=== Data entries ===
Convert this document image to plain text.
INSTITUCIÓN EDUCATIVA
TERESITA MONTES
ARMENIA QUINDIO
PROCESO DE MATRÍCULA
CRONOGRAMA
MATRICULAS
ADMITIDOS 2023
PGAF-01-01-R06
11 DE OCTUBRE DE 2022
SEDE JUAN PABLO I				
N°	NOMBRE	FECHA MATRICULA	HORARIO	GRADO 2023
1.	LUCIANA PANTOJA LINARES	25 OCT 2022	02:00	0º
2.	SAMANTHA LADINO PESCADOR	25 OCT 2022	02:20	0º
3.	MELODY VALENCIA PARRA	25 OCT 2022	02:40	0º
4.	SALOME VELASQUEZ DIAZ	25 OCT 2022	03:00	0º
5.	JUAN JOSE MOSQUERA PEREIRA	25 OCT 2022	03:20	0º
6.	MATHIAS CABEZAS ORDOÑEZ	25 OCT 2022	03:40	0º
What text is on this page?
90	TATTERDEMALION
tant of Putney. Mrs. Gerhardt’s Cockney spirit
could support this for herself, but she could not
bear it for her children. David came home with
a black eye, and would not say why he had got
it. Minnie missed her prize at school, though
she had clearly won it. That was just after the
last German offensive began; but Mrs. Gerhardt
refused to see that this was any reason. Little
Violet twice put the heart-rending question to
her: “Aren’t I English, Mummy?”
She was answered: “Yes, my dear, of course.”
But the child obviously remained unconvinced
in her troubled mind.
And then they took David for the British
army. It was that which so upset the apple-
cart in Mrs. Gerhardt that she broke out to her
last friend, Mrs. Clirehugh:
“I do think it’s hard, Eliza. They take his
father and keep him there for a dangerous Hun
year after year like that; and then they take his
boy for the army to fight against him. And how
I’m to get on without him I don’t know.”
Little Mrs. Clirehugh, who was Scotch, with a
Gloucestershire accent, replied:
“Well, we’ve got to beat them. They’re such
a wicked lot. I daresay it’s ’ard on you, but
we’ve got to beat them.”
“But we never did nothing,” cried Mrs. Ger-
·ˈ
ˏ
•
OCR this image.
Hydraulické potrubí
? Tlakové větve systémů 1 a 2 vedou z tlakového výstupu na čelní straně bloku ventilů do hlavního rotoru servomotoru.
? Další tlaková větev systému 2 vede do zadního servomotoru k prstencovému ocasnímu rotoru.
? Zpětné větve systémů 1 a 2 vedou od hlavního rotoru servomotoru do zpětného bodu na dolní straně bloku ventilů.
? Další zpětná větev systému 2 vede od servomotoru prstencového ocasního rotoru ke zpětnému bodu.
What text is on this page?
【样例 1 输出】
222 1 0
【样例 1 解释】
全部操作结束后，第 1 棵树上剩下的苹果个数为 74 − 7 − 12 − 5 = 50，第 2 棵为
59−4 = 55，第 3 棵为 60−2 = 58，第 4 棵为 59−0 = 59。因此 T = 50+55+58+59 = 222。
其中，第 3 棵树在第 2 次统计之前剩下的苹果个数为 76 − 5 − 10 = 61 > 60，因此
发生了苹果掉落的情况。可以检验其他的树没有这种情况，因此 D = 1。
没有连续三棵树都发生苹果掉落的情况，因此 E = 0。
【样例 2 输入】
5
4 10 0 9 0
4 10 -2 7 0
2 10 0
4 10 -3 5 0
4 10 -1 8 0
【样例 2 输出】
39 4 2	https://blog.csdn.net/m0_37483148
===
» **Work required**: Look through the entries above and count each line holding "them"; report the count alone.

» **Exercise solution**: 2